__Aim__: Please transcribe the records precisely; pictures stay out of your copy.

__Material for this exercise__:
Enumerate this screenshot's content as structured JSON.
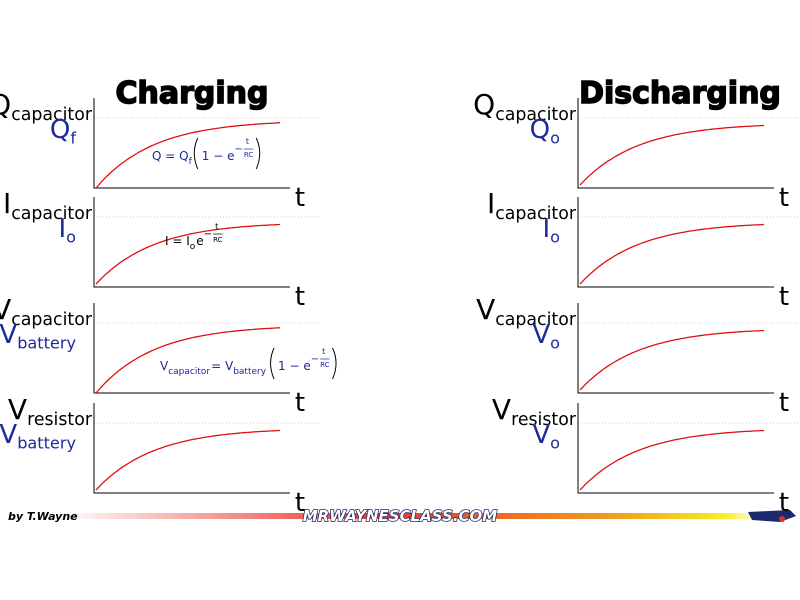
{
  "charging": {
    "title": "Charging",
    "graphs": [
      {
        "quantity": "Q",
        "quantity_sub": "capacitor",
        "level": "Q",
        "level_sub": "f",
        "axis": "t",
        "formula": {
          "lhs": "Q = Q",
          "lhs_sub": "f",
          "factor": "1 − e",
          "exp_sign": "−",
          "exp_num": "t",
          "exp_den": "RC"
        }
      },
      {
        "quantity": "I",
        "quantity_sub": "capacitor",
        "level": "I",
        "level_sub": "o",
        "axis": "t",
        "formula": {
          "lhs": "I = I",
          "lhs_sub": "o",
          "factor": "e",
          "exp_sign": "−",
          "exp_num": "t",
          "exp_den": "RC"
        }
      },
      {
        "quantity": "V",
        "quantity_sub": "capacitor",
        "level": "V",
        "level_sub": "battery",
        "axis": "t",
        "formula": {
          "lhs": "V",
          "lhs_sub": "capacitor",
          "mid": " = V",
          "mid_sub": "battery",
          "factor": "1 − e",
          "exp_sign": "−",
          "exp_num": "t",
          "exp_den": "RC"
        }
      },
      {
        "quantity": "V",
        "quantity_sub": "resistor",
        "level": "V",
        "level_sub": "battery",
        "axis": "t"
      }
    ]
  },
  "discharging": {
    "title": "Discharging",
    "graphs": [
      {
        "quantity": "Q",
        "quantity_sub": "capacitor",
        "level": "Q",
        "level_sub": "o",
        "axis": "t"
      },
      {
        "quantity": "I",
        "quantity_sub": "capacitor",
        "level": "I",
        "level_sub": "o",
        "axis": "t"
      },
      {
        "quantity": "V",
        "quantity_sub": "capacitor",
        "level": "V",
        "level_sub": "o",
        "axis": "t"
      },
      {
        "quantity": "V",
        "quantity_sub": "resistor",
        "level": "V",
        "level_sub": "o",
        "axis": "t"
      }
    ]
  },
  "footer": {
    "author": "by T.Wayne",
    "site": "MRWAYNESCLASS.COM"
  }
}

__The reply__:
Enumerate this screenshot's content as structured JSON.
{
  "charging": {
    "title": "Charging",
    "graphs": [
      {
        "quantity": "Q",
        "quantity_sub": "capacitor",
        "level": "Q",
        "level_sub": "f",
        "axis": "t",
        "formula": {
          "lhs": "Q = Q",
          "lhs_sub": "f",
          "factor": "1 − e",
          "exp_sign": "−",
          "exp_num": "t",
          "exp_den": "RC"
        }
      },
      {
        "quantity": "I",
        "quantity_sub": "capacitor",
        "level": "I",
        "level_sub": "o",
        "axis": "t",
        "formula": {
          "lhs": "I = I",
          "lhs_sub": "o",
          "factor": "e",
          "exp_sign": "−",
          "exp_num": "t",
          "exp_den": "RC"
        }
      },
      {
        "quantity": "V",
        "quantity_sub": "capacitor",
        "level": "V",
        "level_sub": "battery",
        "axis": "t",
        "formula": {
          "lhs": "V",
          "lhs_sub": "capacitor",
          "mid": " = V",
          "mid_sub": "battery",
          "factor": "1 − e",
          "exp_sign": "−",
          "exp_num": "t",
          "exp_den": "RC"
        }
      },
      {
        "quantity": "V",
        "quantity_sub": "resistor",
        "level": "V",
        "level_sub": "battery",
        "axis": "t"
      }
    ]
  },
  "discharging": {
    "title": "Discharging",
    "graphs": [
      {
        "quantity": "Q",
        "quantity_sub": "capacitor",
        "level": "Q",
        "level_sub": "o",
        "axis": "t"
      },
      {
        "quantity": "I",
        "quantity_sub": "capacitor",
        "level": "I",
        "level_sub": "o",
        "axis": "t"
      },
      {
        "quantity": "V",
        "quantity_sub": "capacitor",
        "level": "V",
        "level_sub": "o",
        "axis": "t"
      },
      {
        "quantity": "V",
        "quantity_sub": "resistor",
        "level": "V",
        "level_sub": "o",
        "axis": "t"
      }
    ]
  },
  "footer": {
    "author": "by T.Wayne",
    "site": "MRWAYNESCLASS.COM"
  }
}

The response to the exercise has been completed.